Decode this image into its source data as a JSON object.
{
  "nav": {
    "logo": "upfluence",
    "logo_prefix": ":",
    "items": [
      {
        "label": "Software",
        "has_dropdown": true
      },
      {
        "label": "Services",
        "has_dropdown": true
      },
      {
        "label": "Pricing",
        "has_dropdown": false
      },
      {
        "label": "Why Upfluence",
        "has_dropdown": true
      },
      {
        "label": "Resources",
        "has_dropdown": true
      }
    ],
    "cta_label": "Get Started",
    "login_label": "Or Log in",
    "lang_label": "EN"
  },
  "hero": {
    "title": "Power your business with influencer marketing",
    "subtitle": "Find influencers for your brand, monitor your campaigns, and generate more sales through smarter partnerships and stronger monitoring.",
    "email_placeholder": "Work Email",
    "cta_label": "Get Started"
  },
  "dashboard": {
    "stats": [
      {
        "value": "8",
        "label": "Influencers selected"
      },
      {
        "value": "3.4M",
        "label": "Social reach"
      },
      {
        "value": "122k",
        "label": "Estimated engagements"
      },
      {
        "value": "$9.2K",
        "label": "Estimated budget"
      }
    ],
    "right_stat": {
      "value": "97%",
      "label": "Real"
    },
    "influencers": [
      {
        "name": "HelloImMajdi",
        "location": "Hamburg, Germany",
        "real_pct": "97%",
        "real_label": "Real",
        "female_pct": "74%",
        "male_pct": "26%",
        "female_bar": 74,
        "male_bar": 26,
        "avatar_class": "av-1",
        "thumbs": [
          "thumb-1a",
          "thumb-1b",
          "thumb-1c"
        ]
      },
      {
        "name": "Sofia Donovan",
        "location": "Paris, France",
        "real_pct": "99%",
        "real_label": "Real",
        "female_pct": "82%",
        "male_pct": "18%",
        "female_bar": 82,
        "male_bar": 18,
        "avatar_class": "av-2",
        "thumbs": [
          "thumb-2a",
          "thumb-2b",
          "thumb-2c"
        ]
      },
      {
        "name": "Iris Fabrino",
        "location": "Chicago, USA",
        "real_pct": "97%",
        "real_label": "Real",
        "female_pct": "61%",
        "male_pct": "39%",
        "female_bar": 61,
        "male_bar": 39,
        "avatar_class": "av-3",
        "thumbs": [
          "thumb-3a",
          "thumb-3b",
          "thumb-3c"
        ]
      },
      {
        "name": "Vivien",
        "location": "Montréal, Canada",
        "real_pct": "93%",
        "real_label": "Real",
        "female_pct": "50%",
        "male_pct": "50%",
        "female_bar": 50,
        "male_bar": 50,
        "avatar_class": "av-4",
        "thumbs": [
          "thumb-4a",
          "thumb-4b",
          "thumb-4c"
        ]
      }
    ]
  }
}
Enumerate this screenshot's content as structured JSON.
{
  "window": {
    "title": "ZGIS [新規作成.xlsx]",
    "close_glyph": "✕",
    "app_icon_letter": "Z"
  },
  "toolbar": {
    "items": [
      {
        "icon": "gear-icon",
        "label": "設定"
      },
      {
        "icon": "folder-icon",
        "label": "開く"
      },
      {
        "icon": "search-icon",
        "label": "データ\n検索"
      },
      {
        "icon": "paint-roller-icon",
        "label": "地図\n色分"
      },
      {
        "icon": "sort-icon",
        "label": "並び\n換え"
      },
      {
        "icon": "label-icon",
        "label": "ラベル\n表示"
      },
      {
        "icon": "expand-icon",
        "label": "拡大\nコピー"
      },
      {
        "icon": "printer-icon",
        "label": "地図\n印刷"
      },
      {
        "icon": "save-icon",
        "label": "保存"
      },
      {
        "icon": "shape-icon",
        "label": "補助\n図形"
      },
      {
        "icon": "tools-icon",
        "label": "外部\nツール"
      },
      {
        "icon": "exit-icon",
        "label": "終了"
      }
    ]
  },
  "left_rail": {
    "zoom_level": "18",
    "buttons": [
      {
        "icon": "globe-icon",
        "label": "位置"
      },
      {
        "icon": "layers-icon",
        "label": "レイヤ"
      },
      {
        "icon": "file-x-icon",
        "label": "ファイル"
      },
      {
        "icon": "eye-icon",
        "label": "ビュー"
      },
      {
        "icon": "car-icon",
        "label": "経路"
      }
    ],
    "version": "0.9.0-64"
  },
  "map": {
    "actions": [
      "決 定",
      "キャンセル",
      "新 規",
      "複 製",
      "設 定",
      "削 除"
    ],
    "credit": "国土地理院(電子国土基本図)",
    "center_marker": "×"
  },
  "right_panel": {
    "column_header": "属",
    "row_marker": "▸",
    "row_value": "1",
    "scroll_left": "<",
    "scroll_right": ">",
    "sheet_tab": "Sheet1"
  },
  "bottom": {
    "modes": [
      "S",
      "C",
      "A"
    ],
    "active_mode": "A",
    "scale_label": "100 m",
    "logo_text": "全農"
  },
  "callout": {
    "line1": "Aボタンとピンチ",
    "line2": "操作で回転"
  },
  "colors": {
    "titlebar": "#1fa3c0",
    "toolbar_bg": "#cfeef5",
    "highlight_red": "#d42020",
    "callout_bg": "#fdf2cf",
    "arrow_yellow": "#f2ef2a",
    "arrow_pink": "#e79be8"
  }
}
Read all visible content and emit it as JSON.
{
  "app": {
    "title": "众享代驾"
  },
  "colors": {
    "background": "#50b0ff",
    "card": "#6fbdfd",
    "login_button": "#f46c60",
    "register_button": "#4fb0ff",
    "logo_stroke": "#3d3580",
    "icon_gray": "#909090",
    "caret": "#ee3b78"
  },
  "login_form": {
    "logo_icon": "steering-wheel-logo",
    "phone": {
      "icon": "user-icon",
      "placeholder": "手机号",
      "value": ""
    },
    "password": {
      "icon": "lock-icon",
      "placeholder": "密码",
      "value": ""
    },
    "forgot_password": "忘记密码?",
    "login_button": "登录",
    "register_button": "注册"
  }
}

────────────────────

#### JOB:
Each entry above is to be quoted exactly.

#### EXERCISE RESULT:
Decode this image into its source data as a JSON object.
{
  "nav": {
    "logo": "upfluence",
    "logo_prefix": ":",
    "items": [
      {
        "label": "Software",
        "has_dropdown": true
      },
      {
        "label": "Services",
        "has_dropdown": true
      },
      {
        "label": "Pricing",
        "has_dropdown": false
      },
      {
        "label": "Why Upfluence",
        "has_dropdown": true
      },
      {
        "label": "Resources",
        "has_dropdown": true
      }
    ],
    "cta_label": "Get Started",
    "login_label": "Or Log in",
    "lang_label": "EN"
  },
  "hero": {
    "title": "Power your business with influencer marketing",
    "subtitle": "Find influencers for your brand, monitor your campaigns, and generate more sales through smarter partnerships and stronger monitoring.",
    "email_placeholder": "Work Email",
    "cta_label": "Get Started"
  },
  "dashboard": {
    "stats": [
      {
        "value": "8",
        "label": "Influencers selected"
      },
      {
        "value": "3.4M",
        "label": "Social reach"
      },
      {
        "value": "122k",
        "label": "Estimated engagements"
      },
      {
        "value": "$9.2K",
        "label": "Estimated budget"
      }
    ],
    "right_stat": {
      "value": "97%",
      "label": "Real"
    },
    "influencers": [
      {
        "name": "HelloImMajdi",
        "location": "Hamburg, Germany",
        "real_pct": "97%",
        "real_label": "Real",
        "female_pct": "74%",
        "male_pct": "26%",
        "female_bar": 74,
        "male_bar": 26,
        "avatar_class": "av-1",
        "thumbs": [
          "thumb-1a",
          "thumb-1b",
          "thumb-1c"
        ]
      },
      {
        "name": "Sofia Donovan",
        "location": "Paris, France",
        "real_pct": "99%",
        "real_label": "Real",
        "female_pct": "82%",
        "male_pct": "18%",
        "female_bar": 82,
        "male_bar": 18,
        "avatar_class": "av-2",
        "thumbs": [
          "thumb-2a",
          "thumb-2b",
          "thumb-2c"
        ]
      },
      {
        "name": "Iris Fabrino",
        "location": "Chicago, USA",
        "real_pct": "97%",
        "real_label": "Real",
        "female_pct": "61%",
        "male_pct": "39%",
        "female_bar": 61,
        "male_bar": 39,
        "avatar_class": "av-3",
        "thumbs": [
          "thumb-3a",
          "thumb-3b",
          "thumb-3c"
        ]
      },
      {
        "name": "Vivien",
        "location": "Montréal, Canada",
        "real_pct": "93%",
        "real_label": "Real",
        "female_pct": "50%",
        "male_pct": "50%",
        "female_bar": 50,
        "male_bar": 50,
        "avatar_class": "av-4",
        "thumbs": [
          "thumb-4a",
          "thumb-4b",
          "thumb-4c"
        ]
      }
    ]
  }
}
Enumerate this screenshot's content as structured JSON.
{
  "window": {
    "title": "ZGIS [新規作成.xlsx]",
    "close_glyph": "✕",
    "app_icon_letter": "Z"
  },
  "toolbar": {
    "items": [
      {
        "icon": "gear-icon",
        "label": "設定"
      },
      {
        "icon": "folder-icon",
        "label": "開く"
      },
      {
        "icon": "search-icon",
        "label": "データ\n検索"
      },
      {
        "icon": "paint-roller-icon",
        "label": "地図\n色分"
      },
      {
        "icon": "sort-icon",
        "label": "並び\n換え"
      },
      {
        "icon": "label-icon",
        "label": "ラベル\n表示"
      },
      {
        "icon": "expand-icon",
        "label": "拡大\nコピー"
      },
      {
        "icon": "printer-icon",
        "label": "地図\n印刷"
      },
      {
        "icon": "save-icon",
        "label": "保存"
      },
      {
        "icon": "shape-icon",
        "label": "補助\n図形"
      },
      {
        "icon": "tools-icon",
        "label": "外部\nツール"
      },
      {
        "icon": "exit-icon",
        "label": "終了"
      }
    ]
  },
  "left_rail": {
    "zoom_level": "18",
    "buttons": [
      {
        "icon": "globe-icon",
        "label": "位置"
      },
      {
        "icon": "layers-icon",
        "label": "レイヤ"
      },
      {
        "icon": "file-x-icon",
        "label": "ファイル"
      },
      {
        "icon": "eye-icon",
        "label": "ビュー"
      },
      {
        "icon": "car-icon",
        "label": "経路"
      }
    ],
    "version": "0.9.0-64"
  },
  "map": {
    "actions": [
      "決 定",
      "キャンセル",
      "新 規",
      "複 製",
      "設 定",
      "削 除"
    ],
    "credit": "国土地理院(電子国土基本図)",
    "center_marker": "×"
  },
  "right_panel": {
    "column_header": "属",
    "row_marker": "▸",
    "row_value": "1",
    "scroll_left": "<",
    "scroll_right": ">",
    "sheet_tab": "Sheet1"
  },
  "bottom": {
    "modes": [
      "S",
      "C",
      "A"
    ],
    "active_mode": "A",
    "scale_label": "100 m",
    "logo_text": "全農"
  },
  "callout": {
    "line1": "Aボタンとピンチ",
    "line2": "操作で回転"
  },
  "colors": {
    "titlebar": "#1fa3c0",
    "toolbar_bg": "#cfeef5",
    "highlight_red": "#d42020",
    "callout_bg": "#fdf2cf",
    "arrow_yellow": "#f2ef2a",
    "arrow_pink": "#e79be8"
  }
}
Read all visible content and emit it as JSON.
{
  "app": {
    "title": "众享代驾"
  },
  "colors": {
    "background": "#50b0ff",
    "card": "#6fbdfd",
    "login_button": "#f46c60",
    "register_button": "#4fb0ff",
    "logo_stroke": "#3d3580",
    "icon_gray": "#909090",
    "caret": "#ee3b78"
  },
  "login_form": {
    "logo_icon": "steering-wheel-logo",
    "phone": {
      "icon": "user-icon",
      "placeholder": "手机号",
      "value": ""
    },
    "password": {
      "icon": "lock-icon",
      "placeholder": "密码",
      "value": ""
    },
    "forgot_password": "忘记密码?",
    "login_button": "登录",
    "register_button": "注册"
  }
}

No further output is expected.